[begin RECORDS PROVIDED]

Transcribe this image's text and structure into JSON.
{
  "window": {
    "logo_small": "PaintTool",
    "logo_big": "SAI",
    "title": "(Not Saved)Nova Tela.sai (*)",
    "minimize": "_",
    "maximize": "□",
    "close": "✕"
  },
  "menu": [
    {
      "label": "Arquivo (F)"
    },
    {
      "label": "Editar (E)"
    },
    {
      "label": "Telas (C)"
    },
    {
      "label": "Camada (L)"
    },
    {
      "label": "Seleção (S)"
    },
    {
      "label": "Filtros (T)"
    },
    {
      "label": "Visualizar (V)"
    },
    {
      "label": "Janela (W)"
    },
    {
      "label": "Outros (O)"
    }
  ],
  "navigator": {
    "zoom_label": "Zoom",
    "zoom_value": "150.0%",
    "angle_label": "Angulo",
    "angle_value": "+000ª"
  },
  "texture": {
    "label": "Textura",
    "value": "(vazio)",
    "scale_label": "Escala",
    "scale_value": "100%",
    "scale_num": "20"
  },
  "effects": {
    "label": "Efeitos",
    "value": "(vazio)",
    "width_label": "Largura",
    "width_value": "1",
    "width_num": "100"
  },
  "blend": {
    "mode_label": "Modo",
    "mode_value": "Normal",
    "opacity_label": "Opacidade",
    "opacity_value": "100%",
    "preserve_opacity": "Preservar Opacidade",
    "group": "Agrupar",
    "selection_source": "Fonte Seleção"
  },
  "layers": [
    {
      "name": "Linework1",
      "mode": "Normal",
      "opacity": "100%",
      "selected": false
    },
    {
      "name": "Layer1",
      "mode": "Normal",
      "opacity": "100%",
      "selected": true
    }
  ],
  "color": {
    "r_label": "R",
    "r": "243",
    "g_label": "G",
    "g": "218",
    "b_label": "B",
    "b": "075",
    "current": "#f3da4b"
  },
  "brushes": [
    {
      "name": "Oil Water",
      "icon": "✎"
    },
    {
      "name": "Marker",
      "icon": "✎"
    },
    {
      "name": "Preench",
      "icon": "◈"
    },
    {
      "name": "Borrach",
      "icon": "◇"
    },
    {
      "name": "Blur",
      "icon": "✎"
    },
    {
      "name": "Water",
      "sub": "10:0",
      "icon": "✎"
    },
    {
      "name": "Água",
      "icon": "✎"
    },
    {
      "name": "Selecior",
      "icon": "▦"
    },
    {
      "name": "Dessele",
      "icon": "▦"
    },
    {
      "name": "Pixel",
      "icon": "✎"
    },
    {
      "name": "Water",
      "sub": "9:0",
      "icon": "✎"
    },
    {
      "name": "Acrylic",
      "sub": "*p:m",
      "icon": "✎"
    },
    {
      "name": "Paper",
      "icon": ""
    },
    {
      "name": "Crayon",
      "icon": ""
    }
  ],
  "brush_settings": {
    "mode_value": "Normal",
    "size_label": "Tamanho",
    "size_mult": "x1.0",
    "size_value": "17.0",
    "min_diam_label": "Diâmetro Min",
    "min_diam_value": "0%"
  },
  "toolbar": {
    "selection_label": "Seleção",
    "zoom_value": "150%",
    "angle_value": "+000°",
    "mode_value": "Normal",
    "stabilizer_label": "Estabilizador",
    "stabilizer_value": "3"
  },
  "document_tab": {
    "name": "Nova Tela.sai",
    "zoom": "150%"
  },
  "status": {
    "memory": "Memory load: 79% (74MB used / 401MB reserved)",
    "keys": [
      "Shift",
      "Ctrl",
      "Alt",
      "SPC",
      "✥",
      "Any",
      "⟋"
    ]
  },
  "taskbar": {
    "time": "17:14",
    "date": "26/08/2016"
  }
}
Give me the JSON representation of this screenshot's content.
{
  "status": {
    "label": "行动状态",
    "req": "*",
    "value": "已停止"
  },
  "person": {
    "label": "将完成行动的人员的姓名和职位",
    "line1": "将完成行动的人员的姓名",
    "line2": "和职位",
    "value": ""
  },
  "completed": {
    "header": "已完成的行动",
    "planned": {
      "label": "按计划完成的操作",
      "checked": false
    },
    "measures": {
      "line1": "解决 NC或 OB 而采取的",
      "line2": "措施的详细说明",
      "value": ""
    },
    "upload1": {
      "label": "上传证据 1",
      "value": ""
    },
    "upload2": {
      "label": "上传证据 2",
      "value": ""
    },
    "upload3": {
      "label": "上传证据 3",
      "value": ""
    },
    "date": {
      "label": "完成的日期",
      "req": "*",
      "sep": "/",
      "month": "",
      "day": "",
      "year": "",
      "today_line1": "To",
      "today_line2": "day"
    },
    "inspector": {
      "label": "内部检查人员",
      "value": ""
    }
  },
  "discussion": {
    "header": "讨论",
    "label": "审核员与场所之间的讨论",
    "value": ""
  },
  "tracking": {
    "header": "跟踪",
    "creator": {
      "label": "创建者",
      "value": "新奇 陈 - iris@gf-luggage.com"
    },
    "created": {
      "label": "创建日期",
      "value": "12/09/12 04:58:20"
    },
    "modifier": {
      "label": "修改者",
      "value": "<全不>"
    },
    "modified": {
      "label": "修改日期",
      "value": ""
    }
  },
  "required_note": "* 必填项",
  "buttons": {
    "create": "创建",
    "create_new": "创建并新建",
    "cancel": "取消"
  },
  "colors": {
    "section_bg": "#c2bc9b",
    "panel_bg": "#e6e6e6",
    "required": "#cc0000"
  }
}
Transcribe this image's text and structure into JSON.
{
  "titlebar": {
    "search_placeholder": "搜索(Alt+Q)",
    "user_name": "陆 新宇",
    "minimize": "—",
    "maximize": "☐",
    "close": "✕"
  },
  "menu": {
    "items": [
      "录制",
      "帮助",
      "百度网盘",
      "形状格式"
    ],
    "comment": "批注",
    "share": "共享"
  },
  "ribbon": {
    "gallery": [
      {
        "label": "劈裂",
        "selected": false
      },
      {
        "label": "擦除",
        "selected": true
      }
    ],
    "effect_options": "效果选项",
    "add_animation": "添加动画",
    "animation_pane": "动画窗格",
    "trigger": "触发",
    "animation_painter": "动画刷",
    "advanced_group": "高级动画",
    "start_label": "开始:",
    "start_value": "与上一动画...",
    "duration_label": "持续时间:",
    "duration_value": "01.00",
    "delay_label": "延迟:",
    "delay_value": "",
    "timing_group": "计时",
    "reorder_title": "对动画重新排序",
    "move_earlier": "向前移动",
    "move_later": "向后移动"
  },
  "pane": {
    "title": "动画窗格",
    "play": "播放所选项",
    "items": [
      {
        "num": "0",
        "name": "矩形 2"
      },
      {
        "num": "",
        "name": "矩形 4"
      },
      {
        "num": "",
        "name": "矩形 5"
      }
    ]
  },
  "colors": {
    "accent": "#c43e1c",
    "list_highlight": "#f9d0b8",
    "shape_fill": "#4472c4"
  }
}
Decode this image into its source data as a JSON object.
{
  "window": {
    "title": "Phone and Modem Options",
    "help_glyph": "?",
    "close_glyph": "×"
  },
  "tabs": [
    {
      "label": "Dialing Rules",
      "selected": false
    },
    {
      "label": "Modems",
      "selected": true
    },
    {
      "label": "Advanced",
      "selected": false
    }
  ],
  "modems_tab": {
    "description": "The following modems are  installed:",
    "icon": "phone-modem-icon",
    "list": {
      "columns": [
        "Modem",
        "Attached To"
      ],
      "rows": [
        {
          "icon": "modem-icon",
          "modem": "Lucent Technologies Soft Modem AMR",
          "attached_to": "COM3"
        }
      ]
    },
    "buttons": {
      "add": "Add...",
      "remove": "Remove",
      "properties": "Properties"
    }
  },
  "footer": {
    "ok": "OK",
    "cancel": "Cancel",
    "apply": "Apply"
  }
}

[end RECORDS PROVIDED]

● THE REQUEST: Using the data above, output each line exactly.

● ANSWER TO THE EXERCISE:
Transcribe this image's text and structure into JSON.
{
  "window": {
    "logo_small": "PaintTool",
    "logo_big": "SAI",
    "title": "(Not Saved)Nova Tela.sai (*)",
    "minimize": "_",
    "maximize": "□",
    "close": "✕"
  },
  "menu": [
    {
      "label": "Arquivo (F)"
    },
    {
      "label": "Editar (E)"
    },
    {
      "label": "Telas (C)"
    },
    {
      "label": "Camada (L)"
    },
    {
      "label": "Seleção (S)"
    },
    {
      "label": "Filtros (T)"
    },
    {
      "label": "Visualizar (V)"
    },
    {
      "label": "Janela (W)"
    },
    {
      "label": "Outros (O)"
    }
  ],
  "navigator": {
    "zoom_label": "Zoom",
    "zoom_value": "150.0%",
    "angle_label": "Angulo",
    "angle_value": "+000ª"
  },
  "texture": {
    "label": "Textura",
    "value": "(vazio)",
    "scale_label": "Escala",
    "scale_value": "100%",
    "scale_num": "20"
  },
  "effects": {
    "label": "Efeitos",
    "value": "(vazio)",
    "width_label": "Largura",
    "width_value": "1",
    "width_num": "100"
  },
  "blend": {
    "mode_label": "Modo",
    "mode_value": "Normal",
    "opacity_label": "Opacidade",
    "opacity_value": "100%",
    "preserve_opacity": "Preservar Opacidade",
    "group": "Agrupar",
    "selection_source": "Fonte Seleção"
  },
  "layers": [
    {
      "name": "Linework1",
      "mode": "Normal",
      "opacity": "100%",
      "selected": false
    },
    {
      "name": "Layer1",
      "mode": "Normal",
      "opacity": "100%",
      "selected": true
    }
  ],
  "color": {
    "r_label": "R",
    "r": "243",
    "g_label": "G",
    "g": "218",
    "b_label": "B",
    "b": "075",
    "current": "#f3da4b"
  },
  "brushes": [
    {
      "name": "Oil Water",
      "icon": "✎"
    },
    {
      "name": "Marker",
      "icon": "✎"
    },
    {
      "name": "Preench",
      "icon": "◈"
    },
    {
      "name": "Borrach",
      "icon": "◇"
    },
    {
      "name": "Blur",
      "icon": "✎"
    },
    {
      "name": "Water",
      "sub": "10:0",
      "icon": "✎"
    },
    {
      "name": "Água",
      "icon": "✎"
    },
    {
      "name": "Selecior",
      "icon": "▦"
    },
    {
      "name": "Dessele",
      "icon": "▦"
    },
    {
      "name": "Pixel",
      "icon": "✎"
    },
    {
      "name": "Water",
      "sub": "9:0",
      "icon": "✎"
    },
    {
      "name": "Acrylic",
      "sub": "*p:m",
      "icon": "✎"
    },
    {
      "name": "Paper",
      "icon": ""
    },
    {
      "name": "Crayon",
      "icon": ""
    }
  ],
  "brush_settings": {
    "mode_value": "Normal",
    "size_label": "Tamanho",
    "size_mult": "x1.0",
    "size_value": "17.0",
    "min_diam_label": "Diâmetro Min",
    "min_diam_value": "0%"
  },
  "toolbar": {
    "selection_label": "Seleção",
    "zoom_value": "150%",
    "angle_value": "+000°",
    "mode_value": "Normal",
    "stabilizer_label": "Estabilizador",
    "stabilizer_value": "3"
  },
  "document_tab": {
    "name": "Nova Tela.sai",
    "zoom": "150%"
  },
  "status": {
    "memory": "Memory load: 79% (74MB used / 401MB reserved)",
    "keys": [
      "Shift",
      "Ctrl",
      "Alt",
      "SPC",
      "✥",
      "Any",
      "⟋"
    ]
  },
  "taskbar": {
    "time": "17:14",
    "date": "26/08/2016"
  }
}
Give me the JSON representation of this screenshot's content.
{
  "status": {
    "label": "行动状态",
    "req": "*",
    "value": "已停止"
  },
  "person": {
    "label": "将完成行动的人员的姓名和职位",
    "line1": "将完成行动的人员的姓名",
    "line2": "和职位",
    "value": ""
  },
  "completed": {
    "header": "已完成的行动",
    "planned": {
      "label": "按计划完成的操作",
      "checked": false
    },
    "measures": {
      "line1": "解决 NC或 OB 而采取的",
      "line2": "措施的详细说明",
      "value": ""
    },
    "upload1": {
      "label": "上传证据 1",
      "value": ""
    },
    "upload2": {
      "label": "上传证据 2",
      "value": ""
    },
    "upload3": {
      "label": "上传证据 3",
      "value": ""
    },
    "date": {
      "label": "完成的日期",
      "req": "*",
      "sep": "/",
      "month": "",
      "day": "",
      "year": "",
      "today_line1": "To",
      "today_line2": "day"
    },
    "inspector": {
      "label": "内部检查人员",
      "value": ""
    }
  },
  "discussion": {
    "header": "讨论",
    "label": "审核员与场所之间的讨论",
    "value": ""
  },
  "tracking": {
    "header": "跟踪",
    "creator": {
      "label": "创建者",
      "value": "新奇 陈 - iris@gf-luggage.com"
    },
    "created": {
      "label": "创建日期",
      "value": "12/09/12 04:58:20"
    },
    "modifier": {
      "label": "修改者",
      "value": "<全不>"
    },
    "modified": {
      "label": "修改日期",
      "value": ""
    }
  },
  "required_note": "* 必填项",
  "buttons": {
    "create": "创建",
    "create_new": "创建并新建",
    "cancel": "取消"
  },
  "colors": {
    "section_bg": "#c2bc9b",
    "panel_bg": "#e6e6e6",
    "required": "#cc0000"
  }
}
Transcribe this image's text and structure into JSON.
{
  "titlebar": {
    "search_placeholder": "搜索(Alt+Q)",
    "user_name": "陆 新宇",
    "minimize": "—",
    "maximize": "☐",
    "close": "✕"
  },
  "menu": {
    "items": [
      "录制",
      "帮助",
      "百度网盘",
      "形状格式"
    ],
    "comment": "批注",
    "share": "共享"
  },
  "ribbon": {
    "gallery": [
      {
        "label": "劈裂",
        "selected": false
      },
      {
        "label": "擦除",
        "selected": true
      }
    ],
    "effect_options": "效果选项",
    "add_animation": "添加动画",
    "animation_pane": "动画窗格",
    "trigger": "触发",
    "animation_painter": "动画刷",
    "advanced_group": "高级动画",
    "start_label": "开始:",
    "start_value": "与上一动画...",
    "duration_label": "持续时间:",
    "duration_value": "01.00",
    "delay_label": "延迟:",
    "delay_value": "",
    "timing_group": "计时",
    "reorder_title": "对动画重新排序",
    "move_earlier": "向前移动",
    "move_later": "向后移动"
  },
  "pane": {
    "title": "动画窗格",
    "play": "播放所选项",
    "items": [
      {
        "num": "0",
        "name": "矩形 2"
      },
      {
        "num": "",
        "name": "矩形 4"
      },
      {
        "num": "",
        "name": "矩形 5"
      }
    ]
  },
  "colors": {
    "accent": "#c43e1c",
    "list_highlight": "#f9d0b8",
    "shape_fill": "#4472c4"
  }
}
Decode this image into its source data as a JSON object.
{
  "window": {
    "title": "Phone and Modem Options",
    "help_glyph": "?",
    "close_glyph": "×"
  },
  "tabs": [
    {
      "label": "Dialing Rules",
      "selected": false
    },
    {
      "label": "Modems",
      "selected": true
    },
    {
      "label": "Advanced",
      "selected": false
    }
  ],
  "modems_tab": {
    "description": "The following modems are  installed:",
    "icon": "phone-modem-icon",
    "list": {
      "columns": [
        "Modem",
        "Attached To"
      ],
      "rows": [
        {
          "icon": "modem-icon",
          "modem": "Lucent Technologies Soft Modem AMR",
          "attached_to": "COM3"
        }
      ]
    },
    "buttons": {
      "add": "Add...",
      "remove": "Remove",
      "properties": "Properties"
    }
  },
  "footer": {
    "ok": "OK",
    "cancel": "Cancel",
    "apply": "Apply"
  }
}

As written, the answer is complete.